**** Provided information

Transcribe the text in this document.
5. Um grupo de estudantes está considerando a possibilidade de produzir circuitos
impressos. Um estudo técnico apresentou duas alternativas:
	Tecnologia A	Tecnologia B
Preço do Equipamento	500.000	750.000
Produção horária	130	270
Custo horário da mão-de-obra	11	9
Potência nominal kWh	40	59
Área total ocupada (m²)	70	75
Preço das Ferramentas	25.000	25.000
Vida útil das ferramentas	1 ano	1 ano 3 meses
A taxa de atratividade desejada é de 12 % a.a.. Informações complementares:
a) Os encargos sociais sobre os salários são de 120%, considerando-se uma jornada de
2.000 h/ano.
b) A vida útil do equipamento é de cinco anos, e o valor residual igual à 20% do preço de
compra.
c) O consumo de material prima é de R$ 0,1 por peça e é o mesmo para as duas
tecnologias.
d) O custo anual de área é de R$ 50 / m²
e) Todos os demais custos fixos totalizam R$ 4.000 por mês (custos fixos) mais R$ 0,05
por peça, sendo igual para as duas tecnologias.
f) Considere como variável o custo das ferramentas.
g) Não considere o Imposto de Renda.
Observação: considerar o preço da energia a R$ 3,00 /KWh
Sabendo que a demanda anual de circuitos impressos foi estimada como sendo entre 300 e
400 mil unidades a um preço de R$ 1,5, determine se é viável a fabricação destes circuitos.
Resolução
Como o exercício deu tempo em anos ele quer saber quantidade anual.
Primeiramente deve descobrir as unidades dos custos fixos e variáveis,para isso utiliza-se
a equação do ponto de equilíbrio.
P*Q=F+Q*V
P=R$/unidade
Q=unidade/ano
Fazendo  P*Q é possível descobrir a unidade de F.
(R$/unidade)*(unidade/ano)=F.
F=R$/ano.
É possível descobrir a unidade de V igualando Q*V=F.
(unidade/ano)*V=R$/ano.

********

> [Task goal]:
Transcribe the whole listing exactly.

> [Answer to this task]:
Transcribe the text in this document.
5. Um grupo de estudantes está considerando a possibilidade de produzir circuitos
impressos. Um estudo técnico apresentou duas alternativas:
	Tecnologia A	Tecnologia B
Preço do Equipamento	500.000	750.000
Produção horária	130	270
Custo horário da mão-de-obra	11	9
Potência nominal kWh	40	59
Área total ocupada (m²)	70	75
Preço das Ferramentas	25.000	25.000
Vida útil das ferramentas	1 ano	1 ano 3 meses
A taxa de atratividade desejada é de 12 % a.a.. Informações complementares:
a) Os encargos sociais sobre os salários são de 120%, considerando-se uma jornada de
2.000 h/ano.
b) A vida útil do equipamento é de cinco anos, e o valor residual igual à 20% do preço de
compra.
c) O consumo de material prima é de R$ 0,1 por peça e é o mesmo para as duas
tecnologias.
d) O custo anual de área é de R$ 50 / m²
e) Todos os demais custos fixos totalizam R$ 4.000 por mês (custos fixos) mais R$ 0,05
por peça, sendo igual para as duas tecnologias.
f) Considere como variável o custo das ferramentas.
g) Não considere o Imposto de Renda.
Observação: considerar o preço da energia a R$ 3,00 /KWh
Sabendo que a demanda anual de circuitos impressos foi estimada como sendo entre 300 e
400 mil unidades a um preço de R$ 1,5, determine se é viável a fabricação destes circuitos.
Resolução
Como o exercício deu tempo em anos ele quer saber quantidade anual.
Primeiramente deve descobrir as unidades dos custos fixos e variáveis,para isso utiliza-se
a equação do ponto de equilíbrio.
P*Q=F+Q*V
P=R$/unidade
Q=unidade/ano
Fazendo  P*Q é possível descobrir a unidade de F.
(R$/unidade)*(unidade/ano)=F.
F=R$/ano.
É possível descobrir a unidade de V igualando Q*V=F.
(unidade/ano)*V=R$/ano.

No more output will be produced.